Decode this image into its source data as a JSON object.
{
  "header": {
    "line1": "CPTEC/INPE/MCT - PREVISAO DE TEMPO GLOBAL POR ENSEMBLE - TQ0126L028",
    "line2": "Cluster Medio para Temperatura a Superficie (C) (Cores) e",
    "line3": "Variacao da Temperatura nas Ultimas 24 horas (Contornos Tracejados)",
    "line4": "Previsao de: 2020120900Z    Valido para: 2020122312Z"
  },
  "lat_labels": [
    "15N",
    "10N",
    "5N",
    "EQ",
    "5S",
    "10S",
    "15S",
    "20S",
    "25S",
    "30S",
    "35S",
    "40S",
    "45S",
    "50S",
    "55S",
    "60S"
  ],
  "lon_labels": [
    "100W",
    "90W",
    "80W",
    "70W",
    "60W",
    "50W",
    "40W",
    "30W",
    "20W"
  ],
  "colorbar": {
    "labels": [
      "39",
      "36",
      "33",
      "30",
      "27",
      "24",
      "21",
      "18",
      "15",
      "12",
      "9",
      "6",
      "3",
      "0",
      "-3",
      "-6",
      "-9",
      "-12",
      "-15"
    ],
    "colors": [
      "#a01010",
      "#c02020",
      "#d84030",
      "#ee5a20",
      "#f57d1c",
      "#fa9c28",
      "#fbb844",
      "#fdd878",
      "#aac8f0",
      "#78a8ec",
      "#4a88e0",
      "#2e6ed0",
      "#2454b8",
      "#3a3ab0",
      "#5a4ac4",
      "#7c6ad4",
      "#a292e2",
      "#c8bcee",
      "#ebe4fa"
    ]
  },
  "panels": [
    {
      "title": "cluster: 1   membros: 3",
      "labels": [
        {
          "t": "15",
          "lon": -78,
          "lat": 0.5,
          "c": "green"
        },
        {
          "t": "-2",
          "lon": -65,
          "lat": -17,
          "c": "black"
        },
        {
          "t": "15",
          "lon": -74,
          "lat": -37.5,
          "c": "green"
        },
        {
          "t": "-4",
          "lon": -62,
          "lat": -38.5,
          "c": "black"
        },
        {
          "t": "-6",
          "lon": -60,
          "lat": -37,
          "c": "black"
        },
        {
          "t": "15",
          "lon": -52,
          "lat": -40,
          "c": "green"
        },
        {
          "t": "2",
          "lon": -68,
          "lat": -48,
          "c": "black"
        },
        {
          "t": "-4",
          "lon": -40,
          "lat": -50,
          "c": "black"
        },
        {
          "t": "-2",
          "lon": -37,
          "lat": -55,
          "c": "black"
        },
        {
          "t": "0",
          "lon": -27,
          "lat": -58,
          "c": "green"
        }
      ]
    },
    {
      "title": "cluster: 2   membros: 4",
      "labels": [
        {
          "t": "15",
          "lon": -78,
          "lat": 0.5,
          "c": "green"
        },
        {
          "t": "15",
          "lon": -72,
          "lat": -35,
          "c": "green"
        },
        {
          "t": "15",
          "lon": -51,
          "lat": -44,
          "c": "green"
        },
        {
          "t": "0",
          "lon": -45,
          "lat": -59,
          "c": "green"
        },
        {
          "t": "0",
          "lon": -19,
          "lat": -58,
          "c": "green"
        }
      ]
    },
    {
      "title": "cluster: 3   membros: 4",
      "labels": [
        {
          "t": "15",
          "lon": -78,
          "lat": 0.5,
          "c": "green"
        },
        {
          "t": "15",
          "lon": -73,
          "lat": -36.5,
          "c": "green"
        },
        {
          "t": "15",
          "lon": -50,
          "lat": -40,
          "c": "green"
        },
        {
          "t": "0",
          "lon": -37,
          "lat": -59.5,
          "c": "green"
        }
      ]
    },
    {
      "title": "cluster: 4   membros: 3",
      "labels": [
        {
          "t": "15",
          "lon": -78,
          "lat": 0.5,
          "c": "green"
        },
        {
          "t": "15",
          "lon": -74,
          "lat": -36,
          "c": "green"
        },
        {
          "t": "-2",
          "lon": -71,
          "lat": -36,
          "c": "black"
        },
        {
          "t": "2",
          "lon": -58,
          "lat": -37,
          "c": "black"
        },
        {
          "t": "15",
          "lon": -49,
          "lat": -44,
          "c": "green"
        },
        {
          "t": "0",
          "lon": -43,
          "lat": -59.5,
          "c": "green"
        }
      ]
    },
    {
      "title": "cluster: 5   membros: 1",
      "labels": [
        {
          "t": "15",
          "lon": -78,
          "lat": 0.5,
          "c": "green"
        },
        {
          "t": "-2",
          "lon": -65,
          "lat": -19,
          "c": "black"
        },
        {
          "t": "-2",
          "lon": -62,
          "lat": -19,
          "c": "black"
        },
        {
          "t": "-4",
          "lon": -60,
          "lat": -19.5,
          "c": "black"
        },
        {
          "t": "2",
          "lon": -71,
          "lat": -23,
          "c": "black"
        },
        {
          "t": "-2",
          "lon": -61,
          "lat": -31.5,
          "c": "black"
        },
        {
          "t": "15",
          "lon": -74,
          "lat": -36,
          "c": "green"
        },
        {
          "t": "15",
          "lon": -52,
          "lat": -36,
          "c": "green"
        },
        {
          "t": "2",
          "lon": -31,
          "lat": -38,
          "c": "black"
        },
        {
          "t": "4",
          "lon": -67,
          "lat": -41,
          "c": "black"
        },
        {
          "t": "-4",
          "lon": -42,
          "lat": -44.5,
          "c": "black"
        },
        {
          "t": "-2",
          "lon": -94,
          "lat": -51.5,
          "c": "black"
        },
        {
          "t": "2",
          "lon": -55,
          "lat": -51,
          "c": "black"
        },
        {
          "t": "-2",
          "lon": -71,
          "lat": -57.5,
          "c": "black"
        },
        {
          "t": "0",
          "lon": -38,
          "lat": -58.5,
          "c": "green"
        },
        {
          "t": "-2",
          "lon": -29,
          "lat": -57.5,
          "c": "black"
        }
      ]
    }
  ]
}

════════════════════

=== TASK TO COMPLETE ===
Point out every line holding the string "para" and copy it.

=== CORRECT ANSWER ===
    "line2": "Cluster Medio para Temperatura a Superficie (C) (Cores) e",
    "line4": "Previsao de: 2020120900Z    Valido para: 2020122312Z"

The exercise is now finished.